#### PASSAGE GIVEN

WaveRNN is a vocoder, it can convert mel-spectrogram to wav file. In this tutorial, we will introduce you how to do.
WaveRNN
WaveRNN is built based on GRU. We can find a tensorflow version here. It can generate waveform from audio mel-spectrogram.
How to convert mel-spectrogram to WAV audio using WaveRNN?
Open run_wavernn.py and remove all @click
In this file, the main function is inference(). In this function, it will do:
read audio data using librosa.load()
Understand librosa.load() is Between -1.0 and 1.0 – Librosa Tutorial
use compute_spectrogram() function to compute mel-spectrogram, we also can use librosa.feature.melspectrogram() to get:
Compute and Display Audio Mel-spectrogram in Python – Python Tutorial
Then, we can call run_wavernn() to create waveform using mel-spectrogram.
Finally, we will use librosa.output.write_wav() to save wave file.

########
#### DATASET EXCERPTS

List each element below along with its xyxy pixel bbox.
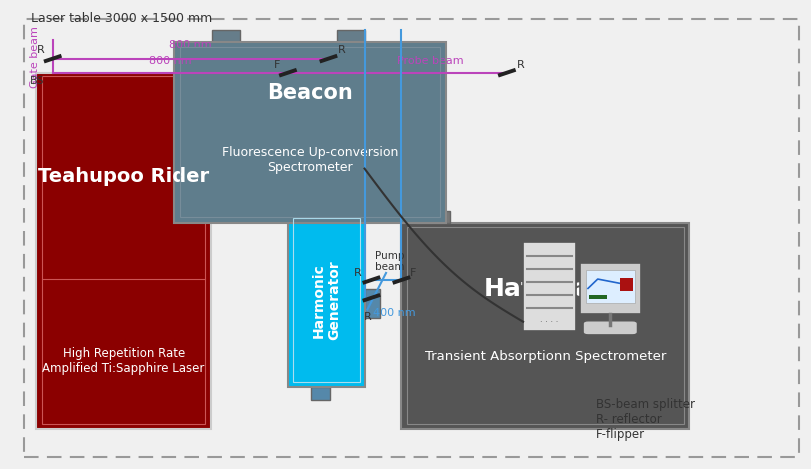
FancyBboxPatch shape [311,387,330,400]
Text: Hatteras: Hatteras [484,277,607,301]
Text: Transient Absorptionn Spectrometer: Transient Absorptionn Spectrometer [425,350,666,363]
Text: R: R [354,268,362,278]
Text: F: F [273,61,280,70]
Text: 800 nm: 800 nm [149,56,191,66]
Text: R: R [517,61,525,70]
FancyBboxPatch shape [311,200,330,213]
Text: 400 nm: 400 nm [373,308,416,318]
Text: Probe beam: Probe beam [397,56,463,66]
FancyBboxPatch shape [401,223,689,429]
Text: R: R [36,45,45,55]
FancyBboxPatch shape [586,270,635,303]
FancyBboxPatch shape [212,30,239,42]
FancyBboxPatch shape [580,263,641,314]
Text: Pump
beam: Pump beam [375,251,405,272]
FancyBboxPatch shape [416,211,450,223]
FancyBboxPatch shape [583,321,637,335]
Text: Fluorescence Up-conversion
Spectrometer: Fluorescence Up-conversion Spectrometer [222,145,398,174]
Text: High Repetition Rate
Amplified Ti:Sapphire Laser: High Repetition Rate Amplified Ti:Sapphi… [42,348,205,375]
Text: R: R [363,312,371,322]
Text: Beacon: Beacon [268,83,353,103]
FancyBboxPatch shape [620,278,633,291]
Text: F: F [410,268,416,278]
FancyBboxPatch shape [523,242,576,331]
Text: Gate beam: Gate beam [30,27,40,88]
FancyBboxPatch shape [589,295,607,299]
Text: R: R [338,45,346,55]
FancyBboxPatch shape [288,213,365,387]
FancyBboxPatch shape [365,289,380,318]
Text: Harmonic
Generator: Harmonic Generator [311,260,341,340]
Text: Teahupoo Rider: Teahupoo Rider [38,166,209,186]
FancyBboxPatch shape [337,30,365,42]
Text: · · · ·: · · · · [540,318,559,327]
FancyBboxPatch shape [36,73,211,429]
Text: 800 nm: 800 nm [169,40,212,50]
Text: BS: BS [30,76,45,86]
Text: BS-beam splitter
R- reflector
F-flipper: BS-beam splitter R- reflector F-flipper [596,398,695,441]
FancyBboxPatch shape [174,42,446,223]
Text: Laser table 3000 x 1500 mm: Laser table 3000 x 1500 mm [31,12,212,25]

########

■ **REQUIRED TASK**
Reproduce word for word the part of the WaveRNN tutorial starting with "How to convert" and going on through "save wave file.". The records have no role in this exercise.

■ **TASK RESPONSE**
How to convert mel-spectrogram to WAV audio using WaveRNN?
Open run_wavernn.py and remove all @click
In this file, the main function is inference(). In this function, it will do:
read audio data using librosa.load()
Understand librosa.load() is Between -1.0 and 1.0 – Librosa Tutorial
use compute_spectrogram() function to compute mel-spectrogram, we also can use librosa.feature.melspectrogram() to get:
Compute and Display Audio Mel-spectrogram in Python – Python Tutorial
Then, we can call run_wavernn() to create waveform using mel-spectrogram.
Finally, we will use librosa.output.write_wav() to save wave file.